◆ TEXTO PARA ANÁLISE
·····

Essa mira mais calibrada também passa pelo entendimento de que é preciso voltar aos produtos com uma pegada de tecnologia, um conceito que, segundo Ostrowiecki, a empresa “esticou um pouco” nos últimos anos.
As principais apostas, agora, estão em televisores, computadores e roteadores, os carros-chefes do portfólio. Mas há espaço para que outros negócios ganhem tração. É o caso da Watts, startup de motos elétricas comprada pelo grupo em 2022 e cuja fábrica está instalada em Manaus (AM).
Embora não revele o nome do parceiro, o CEO diz que a Multi vai anunciar em breve um acordo para produzir as motos de uma companhia asiática que está chegando ao País, numa estratégia para compartilhar os custos da unidade, ainda subutilizada, dado que a categoria ainda está em maturação.
Em outras parcerias, a empresa segue com sua tese original de se associar a outros players para oferecer produtos de perfil intermediário ou premium, diferente dos produtos de entrada que atende com suas marcas próprias.

·····

Itens de uma fonte de dados
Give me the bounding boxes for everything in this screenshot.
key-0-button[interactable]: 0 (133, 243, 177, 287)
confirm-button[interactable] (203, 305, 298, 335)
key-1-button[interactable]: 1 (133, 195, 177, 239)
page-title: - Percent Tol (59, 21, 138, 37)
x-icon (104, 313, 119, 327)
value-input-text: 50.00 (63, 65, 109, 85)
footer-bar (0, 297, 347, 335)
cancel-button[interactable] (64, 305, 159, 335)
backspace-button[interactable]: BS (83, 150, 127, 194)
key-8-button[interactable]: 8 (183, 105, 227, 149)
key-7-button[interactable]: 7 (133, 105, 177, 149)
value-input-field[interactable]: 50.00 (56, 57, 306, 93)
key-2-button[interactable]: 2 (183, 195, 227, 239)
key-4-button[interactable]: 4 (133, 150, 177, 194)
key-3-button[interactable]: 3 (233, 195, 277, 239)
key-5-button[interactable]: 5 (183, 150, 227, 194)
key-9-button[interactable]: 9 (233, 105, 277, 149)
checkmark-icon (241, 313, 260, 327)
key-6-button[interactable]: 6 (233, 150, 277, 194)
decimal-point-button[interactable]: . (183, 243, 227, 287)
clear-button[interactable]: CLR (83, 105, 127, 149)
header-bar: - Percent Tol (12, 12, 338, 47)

·····

◆ EXPLORANDO O MATERIAL
[1] Segundo o texto sobre a Multi, em que ano a Watts foi comprada pelo grupo?
[2] Reproduza o trecho do texto sobre a Multi que vai de "Essa mira mais" a "está em maturação.".
[3] Dê sequência ao texto sobre a Multi a partir do ponto em que ele termina.

◆ RESPOSTAS
[1] Em 2022.

[2]
Essa mira mais calibrada também passa pelo entendimento de que é preciso voltar aos produtos com uma pegada de tecnologia, um conceito que, segundo Ostrowiecki, a empresa “esticou um pouco” nos últimos anos.
As principais apostas, agora, estão em televisores, computadores e roteadores, os carros-chefes do portfólio. Mas há espaço para que outros negócios ganhem tração. É o caso da Watts, startup de motos elétricas comprada pelo grupo em 2022 e cuja fábrica está instalada em Manaus (AM).
Embora não revele o nome do parceiro, o CEO diz que a Multi vai anunciar em breve um acordo para produzir as motos de uma companhia asiática que está chegando ao País, numa estratégia para compartilhar os custos da unidade, ainda subutilizada, dado que a categoria ainda está em maturação.

[3]
A Multi, por exemplo, fechou acordos de distribuição exclusiva com a italiana Chicco, de linhas como carrinhos e cadeiras de alimentação para bebês, e com as americanas Precor e Freemotion, de equipamentos de ginástica destinados ao mercado B2B.
A empresa também firmou uma parceria para produzir e distribuir no Brasil os produtos da OPPO, marca chinesa de smartphones. Hoje, essa é a única oferta da Multi na categoria. O grupo descontinuou a linha de smartphones de entrada que mantinha com sua marca própria, agora restrita aos feature phones (aparelhos celulares básicos e sem acesso à internet).
Mesmo reduzindo seu portfólio, o CEO diz que o grupo ainda tem um mercado endereçável nada desprezível à frente. “Levando-se em conta TVs, smartphones e computadores, estamos falando de mais de R$ 100 bilhões”, afirma Ostrowiecki.
Da empolgação à maturidade
Dois fatores em particular impactaram os indicadores da Multi em 2023, quando a empresa reportou seu primeiro prejuízo em 15 anos, de R$ 836,2 milhões. Eles contribuíram para que grupo optasse por essa lógica de enxugar o portfólio e começasse a executar esse plano de forma mais acelerada em 2024.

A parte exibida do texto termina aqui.